## What is required
Transcribe all the entries word for word, skipping the pictures.

## Data records
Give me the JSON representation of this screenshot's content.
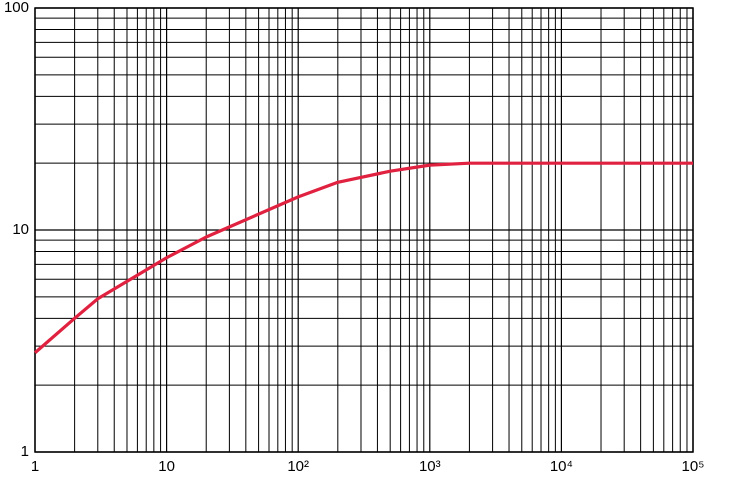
{
  "chart_data": {
    "type": "line",
    "x_log": true,
    "y_log": true,
    "grid": true,
    "minor_grid": true,
    "xlim": [
      1,
      100000
    ],
    "ylim": [
      1,
      100
    ],
    "xticks": [
      1,
      10,
      {
        "value": 100,
        "label": "10²"
      },
      {
        "value": 1000,
        "label": "10³"
      },
      {
        "value": 10000,
        "label": "10⁴"
      },
      {
        "value": 100000,
        "label": "10⁵"
      }
    ],
    "yticks": [
      1,
      10,
      100
    ],
    "series": [
      {
        "color": "#e0213f",
        "x": [
          1,
          2,
          3,
          10,
          20,
          100,
          200,
          500,
          1000,
          2000,
          100000
        ],
        "values": [
          2.8,
          4.0,
          4.9,
          7.5,
          9.3,
          14.1,
          16.4,
          18.4,
          19.6,
          20,
          20
        ]
      }
    ]
  }
}
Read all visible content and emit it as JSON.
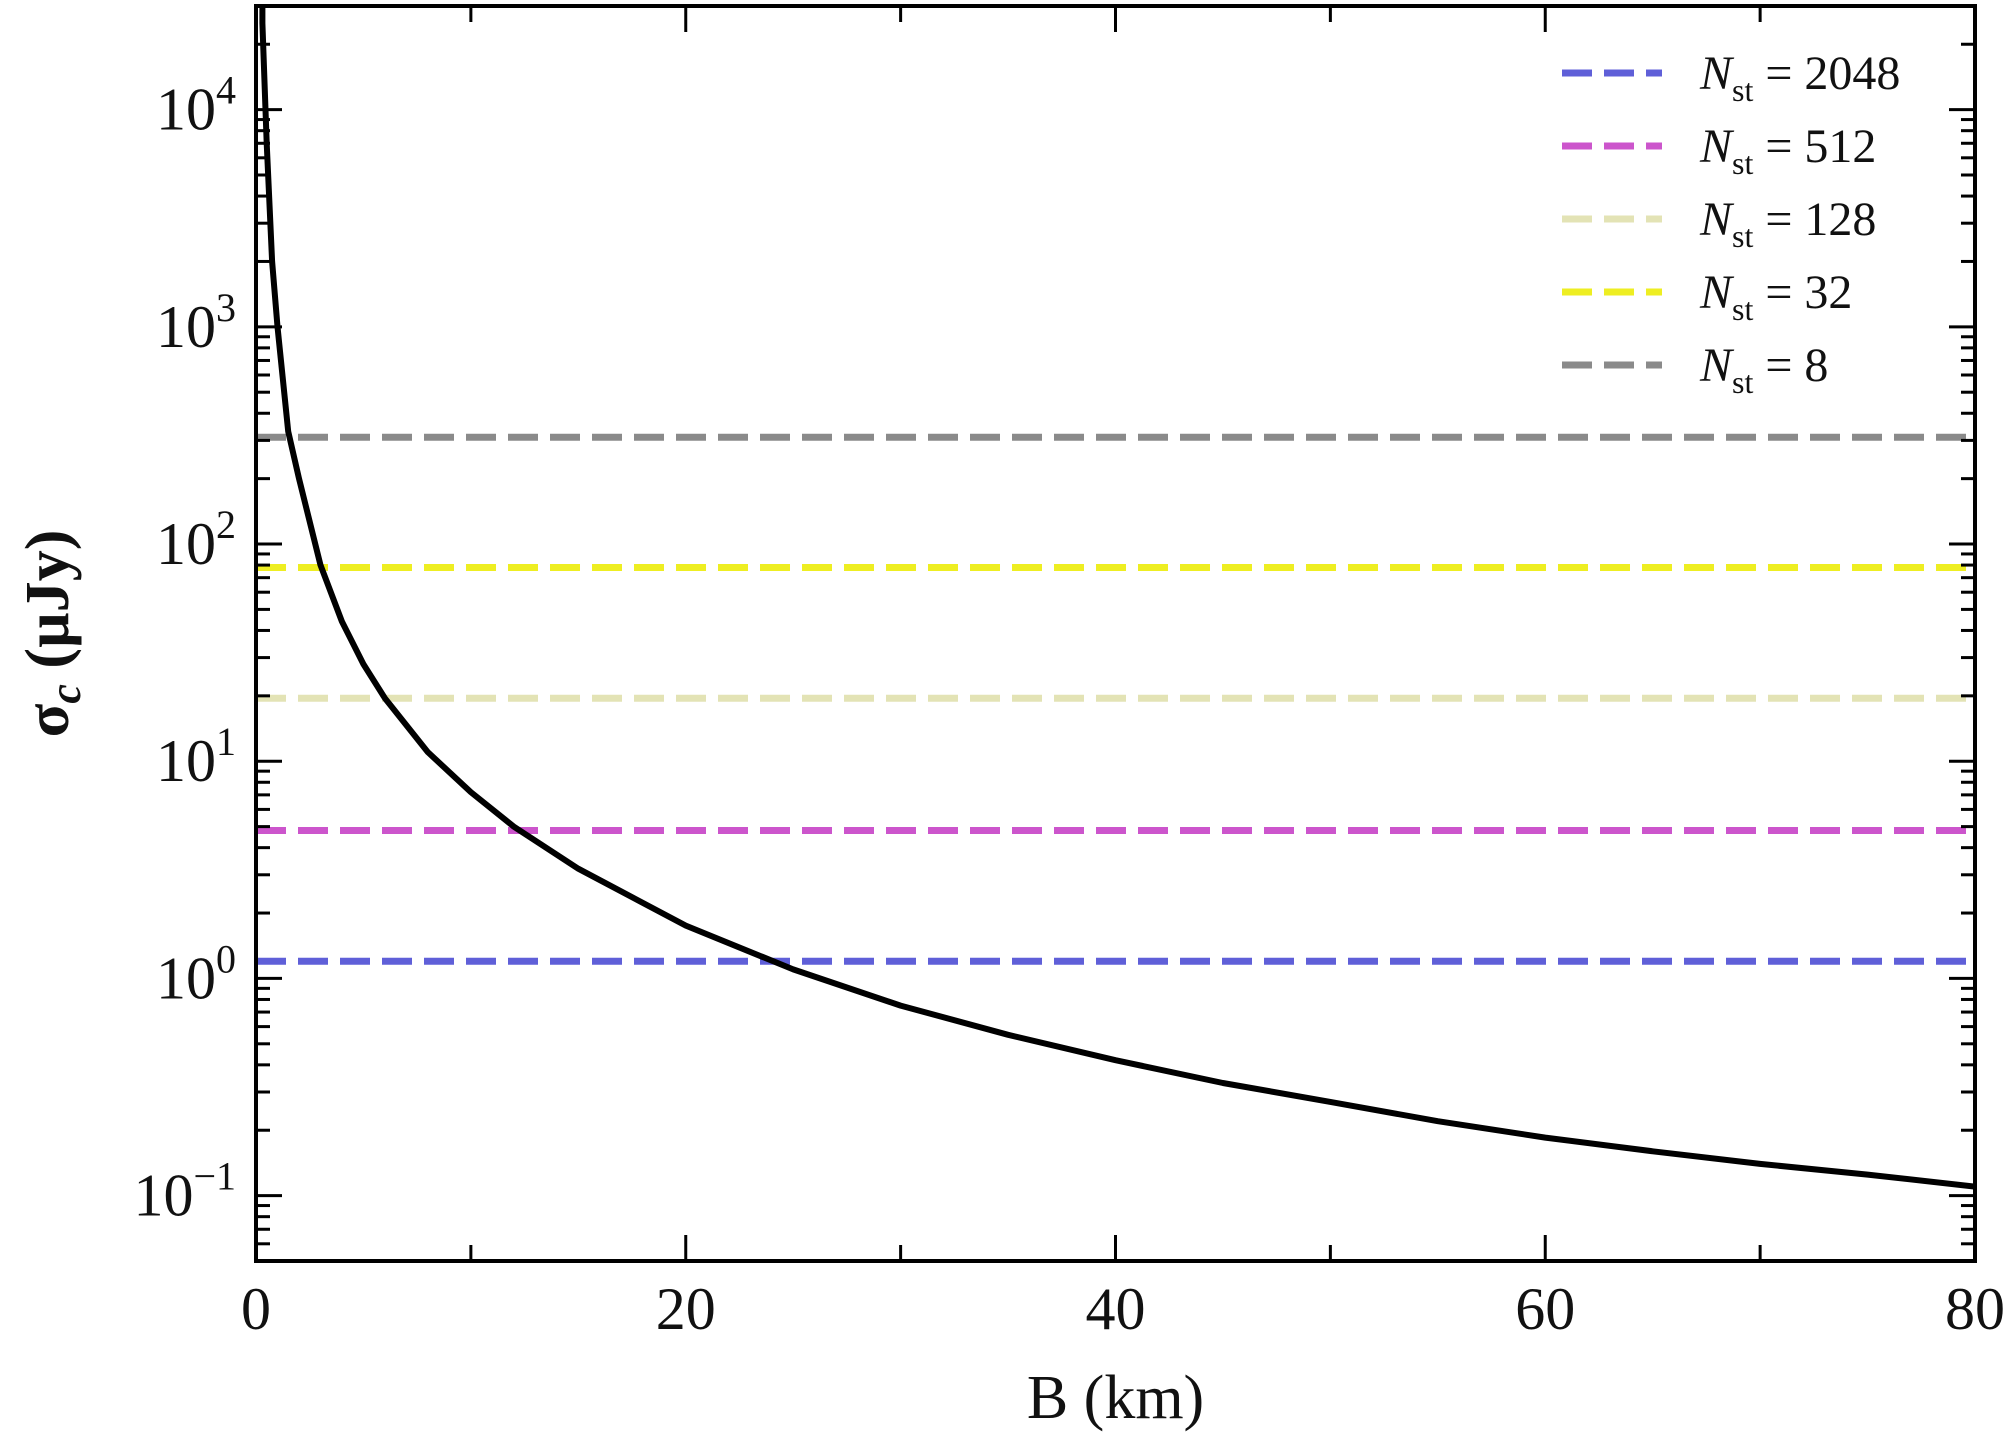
{
  "chart_data": {
    "type": "line",
    "title": "",
    "xlabel": "B (km)",
    "ylabel_main": "σ",
    "ylabel_sub": "c",
    "ylabel_rest": " (µJy)",
    "xlim": [
      0,
      80
    ],
    "ylim": [
      0.05,
      30000
    ],
    "yscale": "log",
    "grid": false,
    "legend_position": "top-right",
    "x_ticks": [
      {
        "value": 0,
        "label": "0"
      },
      {
        "value": 20,
        "label": "20"
      },
      {
        "value": 40,
        "label": "40"
      },
      {
        "value": 60,
        "label": "60"
      },
      {
        "value": 80,
        "label": "80"
      }
    ],
    "y_ticks": [
      {
        "value": 0.1,
        "base": "10",
        "exp": "−1"
      },
      {
        "value": 1,
        "base": "10",
        "exp": "0"
      },
      {
        "value": 10,
        "base": "10",
        "exp": "1"
      },
      {
        "value": 100,
        "base": "10",
        "exp": "2"
      },
      {
        "value": 1000,
        "base": "10",
        "exp": "3"
      },
      {
        "value": 10000,
        "base": "10",
        "exp": "4"
      }
    ],
    "curve": {
      "color": "#000000",
      "x": [
        0.3,
        0.5,
        0.75,
        1,
        1.5,
        2,
        3,
        4,
        5,
        6,
        8,
        10,
        12,
        15,
        20,
        25,
        30,
        35,
        40,
        45,
        50,
        55,
        60,
        65,
        70,
        75,
        80
      ],
      "y": [
        25000,
        7000,
        2000,
        1000,
        330,
        200,
        80,
        44,
        28,
        19.5,
        11,
        7.2,
        5,
        3.2,
        1.75,
        1.1,
        0.75,
        0.55,
        0.42,
        0.33,
        0.27,
        0.22,
        0.185,
        0.16,
        0.14,
        0.125,
        0.11
      ]
    },
    "series": [
      {
        "prefix": "N",
        "sub": "st",
        "value_text": " = 2048",
        "y": 1.2,
        "color": "#5f5fd8"
      },
      {
        "prefix": "N",
        "sub": "st",
        "value_text": " = 512",
        "y": 4.8,
        "color": "#cc55cc"
      },
      {
        "prefix": "N",
        "sub": "st",
        "value_text": " = 128",
        "y": 19.5,
        "color": "#e3e3b5"
      },
      {
        "prefix": "N",
        "sub": "st",
        "value_text": " = 32",
        "y": 78,
        "color": "#eeee22"
      },
      {
        "prefix": "N",
        "sub": "st",
        "value_text": " = 8",
        "y": 310,
        "color": "#8a8a8a"
      }
    ]
  }
}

## Output below
Give me the JSON representation of this screenshot's content.
{
  "chart_data": {
    "type": "line",
    "x_log": true,
    "y_log": true,
    "grid": true,
    "minor_grid": true,
    "xlim": [
      1,
      100000
    ],
    "ylim": [
      1,
      100
    ],
    "xticks": [
      1,
      10,
      {
        "value": 100,
        "label": "10²"
      },
      {
        "value": 1000,
        "label": "10³"
      },
      {
        "value": 10000,
        "label": "10⁴"
      },
      {
        "value": 100000,
        "label": "10⁵"
      }
    ],
    "yticks": [
      1,
      10,
      100
    ],
    "series": [
      {
        "color": "#e0213f",
        "x": [
          1,
          2,
          3,
          10,
          20,
          100,
          200,
          500,
          1000,
          2000,
          100000
        ],
        "values": [
          2.8,
          4.0,
          4.9,
          7.5,
          9.3,
          14.1,
          16.4,
          18.4,
          19.6,
          20,
          20
        ]
      }
    ]
  }
}
Read all visible content and emit it as JSON.
{
  "chart_data": {
    "type": "line",
    "title": "",
    "xlabel": "B (km)",
    "ylabel_main": "σ",
    "ylabel_sub": "c",
    "ylabel_rest": " (µJy)",
    "xlim": [
      0,
      80
    ],
    "ylim": [
      0.05,
      30000
    ],
    "yscale": "log",
    "grid": false,
    "legend_position": "top-right",
    "x_ticks": [
      {
        "value": 0,
        "label": "0"
      },
      {
        "value": 20,
        "label": "20"
      },
      {
        "value": 40,
        "label": "40"
      },
      {
        "value": 60,
        "label": "60"
      },
      {
        "value": 80,
        "label": "80"
      }
    ],
    "y_ticks": [
      {
        "value": 0.1,
        "base": "10",
        "exp": "−1"
      },
      {
        "value": 1,
        "base": "10",
        "exp": "0"
      },
      {
        "value": 10,
        "base": "10",
        "exp": "1"
      },
      {
        "value": 100,
        "base": "10",
        "exp": "2"
      },
      {
        "value": 1000,
        "base": "10",
        "exp": "3"
      },
      {
        "value": 10000,
        "base": "10",
        "exp": "4"
      }
    ],
    "curve": {
      "color": "#000000",
      "x": [
        0.3,
        0.5,
        0.75,
        1,
        1.5,
        2,
        3,
        4,
        5,
        6,
        8,
        10,
        12,
        15,
        20,
        25,
        30,
        35,
        40,
        45,
        50,
        55,
        60,
        65,
        70,
        75,
        80
      ],
      "y": [
        25000,
        7000,
        2000,
        1000,
        330,
        200,
        80,
        44,
        28,
        19.5,
        11,
        7.2,
        5,
        3.2,
        1.75,
        1.1,
        0.75,
        0.55,
        0.42,
        0.33,
        0.27,
        0.22,
        0.185,
        0.16,
        0.14,
        0.125,
        0.11
      ]
    },
    "series": [
      {
        "prefix": "N",
        "sub": "st",
        "value_text": " = 2048",
        "y": 1.2,
        "color": "#5f5fd8"
      },
      {
        "prefix": "N",
        "sub": "st",
        "value_text": " = 512",
        "y": 4.8,
        "color": "#cc55cc"
      },
      {
        "prefix": "N",
        "sub": "st",
        "value_text": " = 128",
        "y": 19.5,
        "color": "#e3e3b5"
      },
      {
        "prefix": "N",
        "sub": "st",
        "value_text": " = 32",
        "y": 78,
        "color": "#eeee22"
      },
      {
        "prefix": "N",
        "sub": "st",
        "value_text": " = 8",
        "y": 310,
        "color": "#8a8a8a"
      }
    ]
  }
}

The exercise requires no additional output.